What is asked> Tally the lines in the records underneath that contain the string "Downloads", and state the figure by itself.

(Figure record listings)
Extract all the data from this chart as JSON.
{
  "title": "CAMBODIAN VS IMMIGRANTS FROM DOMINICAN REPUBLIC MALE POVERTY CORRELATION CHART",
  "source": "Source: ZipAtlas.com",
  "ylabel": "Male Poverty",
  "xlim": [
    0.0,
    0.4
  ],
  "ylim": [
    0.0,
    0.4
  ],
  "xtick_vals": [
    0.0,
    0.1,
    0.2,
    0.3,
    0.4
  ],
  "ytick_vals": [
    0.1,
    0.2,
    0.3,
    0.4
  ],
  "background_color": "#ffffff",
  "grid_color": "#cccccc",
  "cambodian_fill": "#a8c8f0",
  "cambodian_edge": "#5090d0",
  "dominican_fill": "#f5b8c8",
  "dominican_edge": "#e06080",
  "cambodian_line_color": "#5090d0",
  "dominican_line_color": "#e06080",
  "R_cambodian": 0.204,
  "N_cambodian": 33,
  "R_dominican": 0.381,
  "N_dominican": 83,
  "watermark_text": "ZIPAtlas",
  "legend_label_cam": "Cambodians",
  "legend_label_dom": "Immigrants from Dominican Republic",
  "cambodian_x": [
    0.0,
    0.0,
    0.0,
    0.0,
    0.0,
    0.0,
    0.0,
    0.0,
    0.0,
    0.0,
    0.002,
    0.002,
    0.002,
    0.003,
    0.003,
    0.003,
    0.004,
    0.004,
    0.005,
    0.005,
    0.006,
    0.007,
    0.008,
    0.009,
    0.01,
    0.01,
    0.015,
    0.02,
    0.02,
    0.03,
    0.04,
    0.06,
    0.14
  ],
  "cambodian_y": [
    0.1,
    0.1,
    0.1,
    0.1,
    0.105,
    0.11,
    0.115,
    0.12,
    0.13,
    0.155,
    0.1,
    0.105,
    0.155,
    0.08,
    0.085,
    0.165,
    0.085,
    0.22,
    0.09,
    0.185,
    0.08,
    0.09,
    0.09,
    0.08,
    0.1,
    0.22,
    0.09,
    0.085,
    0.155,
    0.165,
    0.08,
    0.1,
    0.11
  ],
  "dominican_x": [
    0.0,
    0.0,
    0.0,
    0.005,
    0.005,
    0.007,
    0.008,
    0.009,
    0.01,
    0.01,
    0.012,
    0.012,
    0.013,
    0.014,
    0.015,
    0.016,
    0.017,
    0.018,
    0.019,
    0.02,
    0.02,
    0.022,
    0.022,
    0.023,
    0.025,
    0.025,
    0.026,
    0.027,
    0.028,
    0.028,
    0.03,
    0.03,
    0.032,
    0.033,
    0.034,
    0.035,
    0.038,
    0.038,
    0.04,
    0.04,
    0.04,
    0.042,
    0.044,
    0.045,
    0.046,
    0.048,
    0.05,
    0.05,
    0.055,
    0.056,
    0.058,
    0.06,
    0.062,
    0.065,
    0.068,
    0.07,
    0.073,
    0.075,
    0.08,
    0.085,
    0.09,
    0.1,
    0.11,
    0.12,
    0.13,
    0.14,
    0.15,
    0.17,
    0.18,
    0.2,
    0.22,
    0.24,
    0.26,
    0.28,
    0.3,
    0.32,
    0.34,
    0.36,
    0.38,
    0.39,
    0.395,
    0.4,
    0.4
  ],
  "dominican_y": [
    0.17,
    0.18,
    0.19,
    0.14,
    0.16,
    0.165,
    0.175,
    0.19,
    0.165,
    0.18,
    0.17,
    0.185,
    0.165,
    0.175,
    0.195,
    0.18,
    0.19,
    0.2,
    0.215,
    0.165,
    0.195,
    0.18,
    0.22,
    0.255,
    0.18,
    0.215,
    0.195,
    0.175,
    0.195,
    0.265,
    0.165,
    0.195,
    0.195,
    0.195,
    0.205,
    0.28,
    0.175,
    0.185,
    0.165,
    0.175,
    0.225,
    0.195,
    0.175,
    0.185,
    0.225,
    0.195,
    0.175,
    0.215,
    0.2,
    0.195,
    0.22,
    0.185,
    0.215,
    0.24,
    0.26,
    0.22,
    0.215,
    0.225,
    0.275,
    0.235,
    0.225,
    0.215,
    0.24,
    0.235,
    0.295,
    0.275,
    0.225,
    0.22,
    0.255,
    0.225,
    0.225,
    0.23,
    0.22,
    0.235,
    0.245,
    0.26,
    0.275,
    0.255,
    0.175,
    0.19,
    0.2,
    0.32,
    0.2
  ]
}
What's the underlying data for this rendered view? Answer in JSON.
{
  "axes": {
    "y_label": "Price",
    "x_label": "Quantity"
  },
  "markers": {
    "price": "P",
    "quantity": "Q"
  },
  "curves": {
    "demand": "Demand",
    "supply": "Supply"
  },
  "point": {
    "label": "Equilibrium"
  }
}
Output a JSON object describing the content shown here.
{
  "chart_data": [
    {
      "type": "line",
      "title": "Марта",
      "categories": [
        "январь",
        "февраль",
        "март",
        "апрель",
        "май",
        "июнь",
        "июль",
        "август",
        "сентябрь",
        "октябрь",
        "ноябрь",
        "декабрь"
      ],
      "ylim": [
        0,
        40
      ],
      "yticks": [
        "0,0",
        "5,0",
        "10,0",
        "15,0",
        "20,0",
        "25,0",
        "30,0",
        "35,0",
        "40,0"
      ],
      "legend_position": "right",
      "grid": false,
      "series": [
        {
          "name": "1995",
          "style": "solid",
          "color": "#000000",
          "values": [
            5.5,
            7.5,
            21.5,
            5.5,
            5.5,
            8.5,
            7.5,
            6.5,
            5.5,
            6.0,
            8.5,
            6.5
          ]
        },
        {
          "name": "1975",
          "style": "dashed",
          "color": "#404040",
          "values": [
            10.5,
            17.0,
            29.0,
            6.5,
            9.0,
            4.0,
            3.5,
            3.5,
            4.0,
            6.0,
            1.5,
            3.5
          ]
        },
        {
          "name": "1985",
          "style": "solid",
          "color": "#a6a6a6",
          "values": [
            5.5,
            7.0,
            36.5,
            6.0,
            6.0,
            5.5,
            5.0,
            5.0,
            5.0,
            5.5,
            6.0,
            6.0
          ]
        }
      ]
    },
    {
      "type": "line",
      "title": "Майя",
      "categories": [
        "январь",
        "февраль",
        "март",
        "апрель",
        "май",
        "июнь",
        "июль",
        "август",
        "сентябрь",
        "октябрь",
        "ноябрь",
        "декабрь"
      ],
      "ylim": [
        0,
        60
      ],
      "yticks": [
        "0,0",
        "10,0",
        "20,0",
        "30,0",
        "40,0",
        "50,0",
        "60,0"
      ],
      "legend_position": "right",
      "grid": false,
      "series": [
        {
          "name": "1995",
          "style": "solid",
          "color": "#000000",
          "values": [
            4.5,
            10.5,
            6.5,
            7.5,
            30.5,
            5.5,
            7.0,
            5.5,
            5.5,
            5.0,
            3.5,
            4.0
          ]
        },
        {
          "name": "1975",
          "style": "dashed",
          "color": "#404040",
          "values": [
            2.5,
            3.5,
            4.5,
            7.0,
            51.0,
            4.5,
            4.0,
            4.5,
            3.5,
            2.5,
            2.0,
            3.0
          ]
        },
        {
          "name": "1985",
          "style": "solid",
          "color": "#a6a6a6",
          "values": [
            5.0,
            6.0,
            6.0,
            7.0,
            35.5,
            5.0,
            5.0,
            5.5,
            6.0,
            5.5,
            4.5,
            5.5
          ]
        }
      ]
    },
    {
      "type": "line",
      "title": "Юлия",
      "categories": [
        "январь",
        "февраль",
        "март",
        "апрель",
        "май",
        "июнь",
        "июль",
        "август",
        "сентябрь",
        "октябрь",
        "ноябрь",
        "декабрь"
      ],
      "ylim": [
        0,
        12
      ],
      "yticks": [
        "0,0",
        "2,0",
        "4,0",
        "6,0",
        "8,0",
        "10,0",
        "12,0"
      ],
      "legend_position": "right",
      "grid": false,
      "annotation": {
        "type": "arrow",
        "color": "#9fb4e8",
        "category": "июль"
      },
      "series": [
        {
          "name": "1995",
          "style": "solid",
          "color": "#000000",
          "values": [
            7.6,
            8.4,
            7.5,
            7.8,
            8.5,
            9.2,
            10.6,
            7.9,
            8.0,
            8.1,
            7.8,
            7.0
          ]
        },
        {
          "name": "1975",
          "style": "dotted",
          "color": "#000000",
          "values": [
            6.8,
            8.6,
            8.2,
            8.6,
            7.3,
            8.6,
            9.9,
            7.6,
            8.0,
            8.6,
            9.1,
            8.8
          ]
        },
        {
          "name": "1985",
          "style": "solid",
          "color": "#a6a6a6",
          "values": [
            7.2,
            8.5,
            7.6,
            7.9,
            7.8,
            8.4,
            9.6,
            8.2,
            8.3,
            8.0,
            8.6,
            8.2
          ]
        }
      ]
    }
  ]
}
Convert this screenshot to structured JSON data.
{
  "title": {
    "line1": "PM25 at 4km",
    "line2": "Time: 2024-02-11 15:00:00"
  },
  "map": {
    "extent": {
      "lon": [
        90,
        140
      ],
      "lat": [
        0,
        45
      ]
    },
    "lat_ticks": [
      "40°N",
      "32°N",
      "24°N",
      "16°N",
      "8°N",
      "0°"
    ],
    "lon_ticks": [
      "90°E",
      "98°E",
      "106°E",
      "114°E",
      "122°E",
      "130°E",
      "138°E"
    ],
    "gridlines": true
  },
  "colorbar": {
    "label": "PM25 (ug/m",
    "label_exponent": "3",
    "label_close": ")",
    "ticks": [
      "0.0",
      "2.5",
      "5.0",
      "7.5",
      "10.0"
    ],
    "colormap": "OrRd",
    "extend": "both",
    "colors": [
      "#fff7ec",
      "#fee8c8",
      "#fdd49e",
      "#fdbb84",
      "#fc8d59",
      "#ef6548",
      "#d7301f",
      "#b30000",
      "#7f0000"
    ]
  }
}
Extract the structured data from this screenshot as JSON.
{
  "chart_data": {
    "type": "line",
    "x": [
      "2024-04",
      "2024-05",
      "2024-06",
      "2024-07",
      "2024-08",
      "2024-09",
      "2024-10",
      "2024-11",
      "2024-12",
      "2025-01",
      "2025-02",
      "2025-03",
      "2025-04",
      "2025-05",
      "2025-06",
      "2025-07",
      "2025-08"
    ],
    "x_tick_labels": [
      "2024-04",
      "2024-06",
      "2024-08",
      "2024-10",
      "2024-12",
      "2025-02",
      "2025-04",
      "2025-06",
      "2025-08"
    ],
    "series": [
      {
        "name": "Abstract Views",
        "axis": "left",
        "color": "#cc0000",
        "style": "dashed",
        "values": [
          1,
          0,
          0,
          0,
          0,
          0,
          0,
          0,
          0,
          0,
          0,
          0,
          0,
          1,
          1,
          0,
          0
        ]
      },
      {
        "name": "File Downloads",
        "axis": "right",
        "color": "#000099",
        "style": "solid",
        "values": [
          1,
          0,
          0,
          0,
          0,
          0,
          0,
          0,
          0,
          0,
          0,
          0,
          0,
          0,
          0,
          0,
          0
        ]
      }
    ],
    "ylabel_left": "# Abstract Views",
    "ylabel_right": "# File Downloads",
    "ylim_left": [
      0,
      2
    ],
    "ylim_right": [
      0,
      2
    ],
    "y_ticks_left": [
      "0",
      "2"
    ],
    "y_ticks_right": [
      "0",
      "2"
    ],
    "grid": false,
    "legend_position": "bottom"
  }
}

Task result> 2